What is asked ->
Extract each line of the data and write it out again exactly.

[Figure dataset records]
◇ ◇ ◇
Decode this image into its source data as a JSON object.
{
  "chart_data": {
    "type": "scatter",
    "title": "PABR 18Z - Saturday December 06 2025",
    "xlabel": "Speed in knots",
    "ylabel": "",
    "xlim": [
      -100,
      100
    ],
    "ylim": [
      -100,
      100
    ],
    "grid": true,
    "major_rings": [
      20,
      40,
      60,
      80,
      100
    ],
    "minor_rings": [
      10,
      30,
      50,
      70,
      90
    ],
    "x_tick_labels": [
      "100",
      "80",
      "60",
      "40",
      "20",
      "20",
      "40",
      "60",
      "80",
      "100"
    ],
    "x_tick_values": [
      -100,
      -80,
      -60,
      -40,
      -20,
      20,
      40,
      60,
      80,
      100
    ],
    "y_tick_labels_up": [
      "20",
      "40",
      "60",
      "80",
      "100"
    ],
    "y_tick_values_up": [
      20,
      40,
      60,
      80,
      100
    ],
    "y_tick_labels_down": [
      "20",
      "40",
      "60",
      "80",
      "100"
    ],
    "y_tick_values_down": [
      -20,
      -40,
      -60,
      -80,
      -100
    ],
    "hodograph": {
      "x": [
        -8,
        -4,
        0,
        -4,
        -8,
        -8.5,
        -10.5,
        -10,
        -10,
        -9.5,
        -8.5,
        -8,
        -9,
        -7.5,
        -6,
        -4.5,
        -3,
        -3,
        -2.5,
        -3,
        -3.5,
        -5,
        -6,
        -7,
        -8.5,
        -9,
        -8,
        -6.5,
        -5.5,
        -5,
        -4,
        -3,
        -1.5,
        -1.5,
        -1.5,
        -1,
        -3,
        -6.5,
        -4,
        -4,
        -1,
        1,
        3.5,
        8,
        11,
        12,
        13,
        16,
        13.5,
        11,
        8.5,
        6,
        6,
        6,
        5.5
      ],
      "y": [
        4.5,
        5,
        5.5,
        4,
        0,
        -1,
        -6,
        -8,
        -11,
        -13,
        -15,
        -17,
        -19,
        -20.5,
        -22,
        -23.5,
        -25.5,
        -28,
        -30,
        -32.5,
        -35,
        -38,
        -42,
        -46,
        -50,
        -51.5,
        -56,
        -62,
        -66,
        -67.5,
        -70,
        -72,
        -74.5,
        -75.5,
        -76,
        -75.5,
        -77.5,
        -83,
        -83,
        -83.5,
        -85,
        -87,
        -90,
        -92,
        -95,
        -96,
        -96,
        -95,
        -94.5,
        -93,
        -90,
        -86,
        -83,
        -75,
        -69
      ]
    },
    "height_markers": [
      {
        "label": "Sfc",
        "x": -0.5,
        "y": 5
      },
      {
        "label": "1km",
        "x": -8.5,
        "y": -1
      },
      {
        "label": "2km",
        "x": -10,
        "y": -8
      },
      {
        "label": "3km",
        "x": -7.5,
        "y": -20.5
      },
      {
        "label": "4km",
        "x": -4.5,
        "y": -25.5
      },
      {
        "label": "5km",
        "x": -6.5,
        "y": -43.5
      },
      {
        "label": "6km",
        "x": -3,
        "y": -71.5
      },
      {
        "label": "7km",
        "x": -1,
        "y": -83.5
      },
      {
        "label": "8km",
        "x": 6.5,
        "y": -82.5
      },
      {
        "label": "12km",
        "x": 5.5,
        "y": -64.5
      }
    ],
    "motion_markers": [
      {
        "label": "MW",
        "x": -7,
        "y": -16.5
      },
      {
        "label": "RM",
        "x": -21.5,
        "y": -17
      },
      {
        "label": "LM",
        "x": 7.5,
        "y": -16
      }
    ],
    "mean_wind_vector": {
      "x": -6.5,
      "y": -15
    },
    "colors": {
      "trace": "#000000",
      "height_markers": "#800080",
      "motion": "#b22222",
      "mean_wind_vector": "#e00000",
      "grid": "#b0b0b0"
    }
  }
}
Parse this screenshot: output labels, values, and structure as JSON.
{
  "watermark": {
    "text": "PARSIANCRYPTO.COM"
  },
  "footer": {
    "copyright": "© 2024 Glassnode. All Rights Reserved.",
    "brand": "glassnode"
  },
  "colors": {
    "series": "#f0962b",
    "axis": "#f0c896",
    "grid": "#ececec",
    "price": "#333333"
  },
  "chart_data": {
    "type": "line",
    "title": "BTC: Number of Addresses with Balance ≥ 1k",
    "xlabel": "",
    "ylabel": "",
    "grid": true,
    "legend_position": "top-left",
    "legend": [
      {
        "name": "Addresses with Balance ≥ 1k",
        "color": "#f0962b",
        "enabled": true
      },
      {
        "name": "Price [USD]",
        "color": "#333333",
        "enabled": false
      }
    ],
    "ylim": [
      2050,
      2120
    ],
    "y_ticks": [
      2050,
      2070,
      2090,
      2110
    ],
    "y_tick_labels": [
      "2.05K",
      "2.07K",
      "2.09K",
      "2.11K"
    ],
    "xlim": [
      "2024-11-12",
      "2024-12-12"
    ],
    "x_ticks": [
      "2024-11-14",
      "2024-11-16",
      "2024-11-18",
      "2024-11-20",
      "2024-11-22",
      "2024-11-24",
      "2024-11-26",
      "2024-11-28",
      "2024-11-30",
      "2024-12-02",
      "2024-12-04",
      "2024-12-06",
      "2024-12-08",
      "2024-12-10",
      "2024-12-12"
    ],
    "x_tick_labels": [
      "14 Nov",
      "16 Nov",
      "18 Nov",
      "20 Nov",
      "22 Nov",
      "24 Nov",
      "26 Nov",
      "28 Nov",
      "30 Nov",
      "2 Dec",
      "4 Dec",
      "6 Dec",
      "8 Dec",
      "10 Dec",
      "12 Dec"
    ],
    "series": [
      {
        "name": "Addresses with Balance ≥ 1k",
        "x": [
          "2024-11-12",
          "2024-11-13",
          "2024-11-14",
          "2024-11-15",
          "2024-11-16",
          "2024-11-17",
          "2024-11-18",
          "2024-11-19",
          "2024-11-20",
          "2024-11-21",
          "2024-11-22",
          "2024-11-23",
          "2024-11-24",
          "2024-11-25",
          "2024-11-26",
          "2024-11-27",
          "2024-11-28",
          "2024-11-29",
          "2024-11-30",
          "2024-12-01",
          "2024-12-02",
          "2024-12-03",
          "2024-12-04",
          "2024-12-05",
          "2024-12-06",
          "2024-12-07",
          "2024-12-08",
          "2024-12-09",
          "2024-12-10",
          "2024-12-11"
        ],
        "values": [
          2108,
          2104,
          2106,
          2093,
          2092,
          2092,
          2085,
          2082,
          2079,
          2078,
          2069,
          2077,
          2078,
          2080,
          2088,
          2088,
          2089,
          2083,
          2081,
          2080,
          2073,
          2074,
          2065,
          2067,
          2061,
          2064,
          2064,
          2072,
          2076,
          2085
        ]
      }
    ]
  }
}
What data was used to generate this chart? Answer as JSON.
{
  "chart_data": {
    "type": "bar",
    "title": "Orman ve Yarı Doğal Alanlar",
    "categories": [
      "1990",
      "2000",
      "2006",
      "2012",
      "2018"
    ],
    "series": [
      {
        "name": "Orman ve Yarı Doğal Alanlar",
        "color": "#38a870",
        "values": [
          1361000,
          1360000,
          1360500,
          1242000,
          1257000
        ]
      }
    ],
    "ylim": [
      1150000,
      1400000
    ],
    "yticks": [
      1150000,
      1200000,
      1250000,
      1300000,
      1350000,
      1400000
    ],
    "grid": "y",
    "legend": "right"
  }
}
◇ ◇ ◇
Problem solution ->
Decode this image into its source data as a JSON object.
{
  "chart_data": {
    "type": "scatter",
    "title": "PABR 18Z - Saturday December 06 2025",
    "xlabel": "Speed in knots",
    "ylabel": "",
    "xlim": [
      -100,
      100
    ],
    "ylim": [
      -100,
      100
    ],
    "grid": true,
    "major_rings": [
      20,
      40,
      60,
      80,
      100
    ],
    "minor_rings": [
      10,
      30,
      50,
      70,
      90
    ],
    "x_tick_labels": [
      "100",
      "80",
      "60",
      "40",
      "20",
      "20",
      "40",
      "60",
      "80",
      "100"
    ],
    "x_tick_values": [
      -100,
      -80,
      -60,
      -40,
      -20,
      20,
      40,
      60,
      80,
      100
    ],
    "y_tick_labels_up": [
      "20",
      "40",
      "60",
      "80",
      "100"
    ],
    "y_tick_values_up": [
      20,
      40,
      60,
      80,
      100
    ],
    "y_tick_labels_down": [
      "20",
      "40",
      "60",
      "80",
      "100"
    ],
    "y_tick_values_down": [
      -20,
      -40,
      -60,
      -80,
      -100
    ],
    "hodograph": {
      "x": [
        -8,
        -4,
        0,
        -4,
        -8,
        -8.5,
        -10.5,
        -10,
        -10,
        -9.5,
        -8.5,
        -8,
        -9,
        -7.5,
        -6,
        -4.5,
        -3,
        -3,
        -2.5,
        -3,
        -3.5,
        -5,
        -6,
        -7,
        -8.5,
        -9,
        -8,
        -6.5,
        -5.5,
        -5,
        -4,
        -3,
        -1.5,
        -1.5,
        -1.5,
        -1,
        -3,
        -6.5,
        -4,
        -4,
        -1,
        1,
        3.5,
        8,
        11,
        12,
        13,
        16,
        13.5,
        11,
        8.5,
        6,
        6,
        6,
        5.5
      ],
      "y": [
        4.5,
        5,
        5.5,
        4,
        0,
        -1,
        -6,
        -8,
        -11,
        -13,
        -15,
        -17,
        -19,
        -20.5,
        -22,
        -23.5,
        -25.5,
        -28,
        -30,
        -32.5,
        -35,
        -38,
        -42,
        -46,
        -50,
        -51.5,
        -56,
        -62,
        -66,
        -67.5,
        -70,
        -72,
        -74.5,
        -75.5,
        -76,
        -75.5,
        -77.5,
        -83,
        -83,
        -83.5,
        -85,
        -87,
        -90,
        -92,
        -95,
        -96,
        -96,
        -95,
        -94.5,
        -93,
        -90,
        -86,
        -83,
        -75,
        -69
      ]
    },
    "height_markers": [
      {
        "label": "Sfc",
        "x": -0.5,
        "y": 5
      },
      {
        "label": "1km",
        "x": -8.5,
        "y": -1
      },
      {
        "label": "2km",
        "x": -10,
        "y": -8
      },
      {
        "label": "3km",
        "x": -7.5,
        "y": -20.5
      },
      {
        "label": "4km",
        "x": -4.5,
        "y": -25.5
      },
      {
        "label": "5km",
        "x": -6.5,
        "y": -43.5
      },
      {
        "label": "6km",
        "x": -3,
        "y": -71.5
      },
      {
        "label": "7km",
        "x": -1,
        "y": -83.5
      },
      {
        "label": "8km",
        "x": 6.5,
        "y": -82.5
      },
      {
        "label": "12km",
        "x": 5.5,
        "y": -64.5
      }
    ],
    "motion_markers": [
      {
        "label": "MW",
        "x": -7,
        "y": -16.5
      },
      {
        "label": "RM",
        "x": -21.5,
        "y": -17
      },
      {
        "label": "LM",
        "x": 7.5,
        "y": -16
      }
    ],
    "mean_wind_vector": {
      "x": -6.5,
      "y": -15
    },
    "colors": {
      "trace": "#000000",
      "height_markers": "#800080",
      "motion": "#b22222",
      "mean_wind_vector": "#e00000",
      "grid": "#b0b0b0"
    }
  }
}
Parse this screenshot: output labels, values, and structure as JSON.
{
  "watermark": {
    "text": "PARSIANCRYPTO.COM"
  },
  "footer": {
    "copyright": "© 2024 Glassnode. All Rights Reserved.",
    "brand": "glassnode"
  },
  "colors": {
    "series": "#f0962b",
    "axis": "#f0c896",
    "grid": "#ececec",
    "price": "#333333"
  },
  "chart_data": {
    "type": "line",
    "title": "BTC: Number of Addresses with Balance ≥ 1k",
    "xlabel": "",
    "ylabel": "",
    "grid": true,
    "legend_position": "top-left",
    "legend": [
      {
        "name": "Addresses with Balance ≥ 1k",
        "color": "#f0962b",
        "enabled": true
      },
      {
        "name": "Price [USD]",
        "color": "#333333",
        "enabled": false
      }
    ],
    "ylim": [
      2050,
      2120
    ],
    "y_ticks": [
      2050,
      2070,
      2090,
      2110
    ],
    "y_tick_labels": [
      "2.05K",
      "2.07K",
      "2.09K",
      "2.11K"
    ],
    "xlim": [
      "2024-11-12",
      "2024-12-12"
    ],
    "x_ticks": [
      "2024-11-14",
      "2024-11-16",
      "2024-11-18",
      "2024-11-20",
      "2024-11-22",
      "2024-11-24",
      "2024-11-26",
      "2024-11-28",
      "2024-11-30",
      "2024-12-02",
      "2024-12-04",
      "2024-12-06",
      "2024-12-08",
      "2024-12-10",
      "2024-12-12"
    ],
    "x_tick_labels": [
      "14 Nov",
      "16 Nov",
      "18 Nov",
      "20 Nov",
      "22 Nov",
      "24 Nov",
      "26 Nov",
      "28 Nov",
      "30 Nov",
      "2 Dec",
      "4 Dec",
      "6 Dec",
      "8 Dec",
      "10 Dec",
      "12 Dec"
    ],
    "series": [
      {
        "name": "Addresses with Balance ≥ 1k",
        "x": [
          "2024-11-12",
          "2024-11-13",
          "2024-11-14",
          "2024-11-15",
          "2024-11-16",
          "2024-11-17",
          "2024-11-18",
          "2024-11-19",
          "2024-11-20",
          "2024-11-21",
          "2024-11-22",
          "2024-11-23",
          "2024-11-24",
          "2024-11-25",
          "2024-11-26",
          "2024-11-27",
          "2024-11-28",
          "2024-11-29",
          "2024-11-30",
          "2024-12-01",
          "2024-12-02",
          "2024-12-03",
          "2024-12-04",
          "2024-12-05",
          "2024-12-06",
          "2024-12-07",
          "2024-12-08",
          "2024-12-09",
          "2024-12-10",
          "2024-12-11"
        ],
        "values": [
          2108,
          2104,
          2106,
          2093,
          2092,
          2092,
          2085,
          2082,
          2079,
          2078,
          2069,
          2077,
          2078,
          2080,
          2088,
          2088,
          2089,
          2083,
          2081,
          2080,
          2073,
          2074,
          2065,
          2067,
          2061,
          2064,
          2064,
          2072,
          2076,
          2085
        ]
      }
    ]
  }
}
What data was used to generate this chart? Answer as JSON.
{
  "chart_data": {
    "type": "bar",
    "title": "Orman ve Yarı Doğal Alanlar",
    "categories": [
      "1990",
      "2000",
      "2006",
      "2012",
      "2018"
    ],
    "series": [
      {
        "name": "Orman ve Yarı Doğal Alanlar",
        "color": "#38a870",
        "values": [
          1361000,
          1360000,
          1360500,
          1242000,
          1257000
        ]
      }
    ],
    "ylim": [
      1150000,
      1400000
    ],
    "yticks": [
      1150000,
      1200000,
      1250000,
      1300000,
      1350000,
      1400000
    ],
    "grid": "y",
    "legend": "right"
  }
}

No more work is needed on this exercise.